Raw records
########

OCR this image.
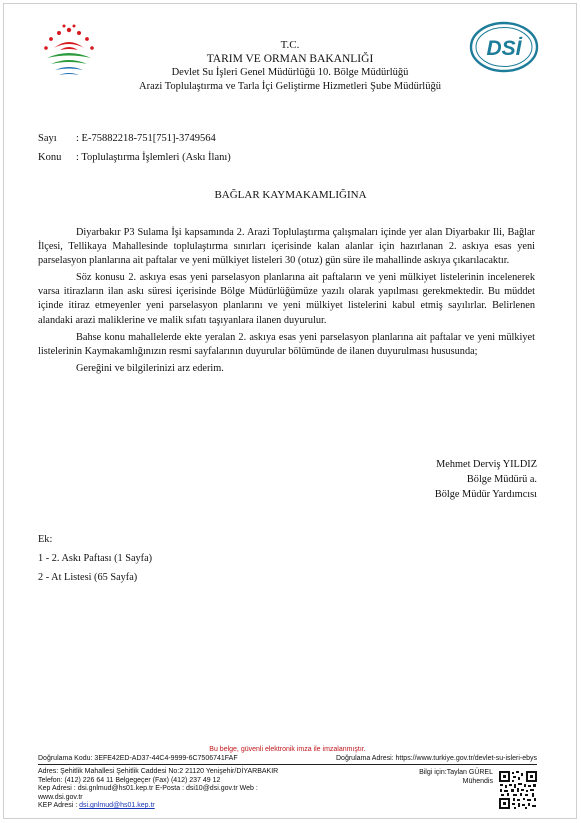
DSİ
T.C.
TARIM VE ORMAN BAKANLIĞI
Devlet Su İşleri Genel Müdürlüğü 10. Bölge Müdürlüğü
Arazi Toplulaştırma ve Tarla İçi Geliştirme Hizmetleri Şube Müdürlüğü
Sayı	: E-75882218-751[751]-3749564
Konu	: Toplulaştırma İşlemleri (Askı İlanı)
BAĞLAR KAYMAKAMLIĞINA

Diyarbakır P3 Sulama İşi kapsamında 2. Arazi Toplulaştırma çalışmaları içinde yer alan Diyarbakır Ili, Bağlar İlçesi, Tellikaya Mahallesinde toplulaştırma sınırları içerisinde kalan alanlar için hazırlanan 2. askıya esas yeni parselasyon planlarına ait paftalar ve yeni mülkiyet listeleri 30 (otuz) gün süre ile mahallinde askıya çıkarılacaktır.

Söz konusu 2. askıya esas yeni parselasyon planlarına ait paftaların ve yeni mülkiyet listelerinin incelenerek varsa itirazların ilan askı süresi içerisinde Bölge Müdürlüğümüze yazılı olarak yapılması gerekmektedir. Bu müddet içinde itiraz etmeyenler yeni parselasyon planlarını ve yeni mülkiyet listelerini kabul etmiş sayılırlar. Belirlenen alandaki arazi maliklerine ve malik sıfatı taşıyanlara ilanen duyurulur.

Bahse konu mahallelerde ekte yeralan 2. askıya esas yeni parselasyon planlarına ait paftalar ve yeni mülkiyet listelerinin Kaymakamlığınızın resmi sayfalarının duyurular bölümünde de ilanen duyurulması hususunda;

Gereğini ve bilgilerinizi arz ederim.

Mehmet Derviş YILDIZ
Bölge Müdürü a.
Bölge Müdür Yardımcısı
Ek:
1 - 2. Askı Paftası (1 Sayfa)
2 - At Listesi (65 Sayfa)
Bu belge, güvenli elektronik imza ile imzalanmıştır.
Doğrulama Kodu: 3EFE42ED-AD37-44C4-9999-6C7506741FAF	Doğrulama Adresi: https://www.turkiye.gov.tr/devlet-su-isleri-ebys
Adres: Şehitlik Mahallesi Şehitlik Caddesi No:2 21120 Yenişehir/DİYARBAKIR
Telefon: (412) 226 64 11 Belgegeçer (Fax) (412) 237 49 12
Kep Adresi : dsi.gnlmud@hs01.kep.tr E-Posta : dsi10@dsi.gov.tr Web :
www.dsi.gov.tr
KEP Adresi : dsi.gnlmud@hs01.kep.tr
Bilgi için:Taylan GÜREL
Mühendis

########

Instructions for the task
The listing above needs to be output again exactly. Don't include the pictures.

The completed task
OCR this image.
DSİ
T.C.
TARIM VE ORMAN BAKANLIĞI
Devlet Su İşleri Genel Müdürlüğü 10. Bölge Müdürlüğü
Arazi Toplulaştırma ve Tarla İçi Geliştirme Hizmetleri Şube Müdürlüğü
Sayı	: E-75882218-751[751]-3749564
Konu	: Toplulaştırma İşlemleri (Askı İlanı)
BAĞLAR KAYMAKAMLIĞINA

Diyarbakır P3 Sulama İşi kapsamında 2. Arazi Toplulaştırma çalışmaları içinde yer alan Diyarbakır Ili, Bağlar İlçesi, Tellikaya Mahallesinde toplulaştırma sınırları içerisinde kalan alanlar için hazırlanan 2. askıya esas yeni parselasyon planlarına ait paftalar ve yeni mülkiyet listeleri 30 (otuz) gün süre ile mahallinde askıya çıkarılacaktır.

Söz konusu 2. askıya esas yeni parselasyon planlarına ait paftaların ve yeni mülkiyet listelerinin incelenerek varsa itirazların ilan askı süresi içerisinde Bölge Müdürlüğümüze yazılı olarak yapılması gerekmektedir. Bu müddet içinde itiraz etmeyenler yeni parselasyon planlarını ve yeni mülkiyet listelerini kabul etmiş sayılırlar. Belirlenen alandaki arazi maliklerine ve malik sıfatı taşıyanlara ilanen duyurulur.

Bahse konu mahallelerde ekte yeralan 2. askıya esas yeni parselasyon planlarına ait paftalar ve yeni mülkiyet listelerinin Kaymakamlığınızın resmi sayfalarının duyurular bölümünde de ilanen duyurulması hususunda;

Gereğini ve bilgilerinizi arz ederim.

Mehmet Derviş YILDIZ
Bölge Müdürü a.
Bölge Müdür Yardımcısı
Ek:
1 - 2. Askı Paftası (1 Sayfa)
2 - At Listesi (65 Sayfa)
Bu belge, güvenli elektronik imza ile imzalanmıştır.
Doğrulama Kodu: 3EFE42ED-AD37-44C4-9999-6C7506741FAF	Doğrulama Adresi: https://www.turkiye.gov.tr/devlet-su-isleri-ebys
Adres: Şehitlik Mahallesi Şehitlik Caddesi No:2 21120 Yenişehir/DİYARBAKIR
Telefon: (412) 226 64 11 Belgegeçer (Fax) (412) 237 49 12
Kep Adresi : dsi.gnlmud@hs01.kep.tr E-Posta : dsi10@dsi.gov.tr Web :
www.dsi.gov.tr
KEP Adresi : dsi.gnlmud@hs01.kep.tr
Bilgi için:Taylan GÜREL
Mühendis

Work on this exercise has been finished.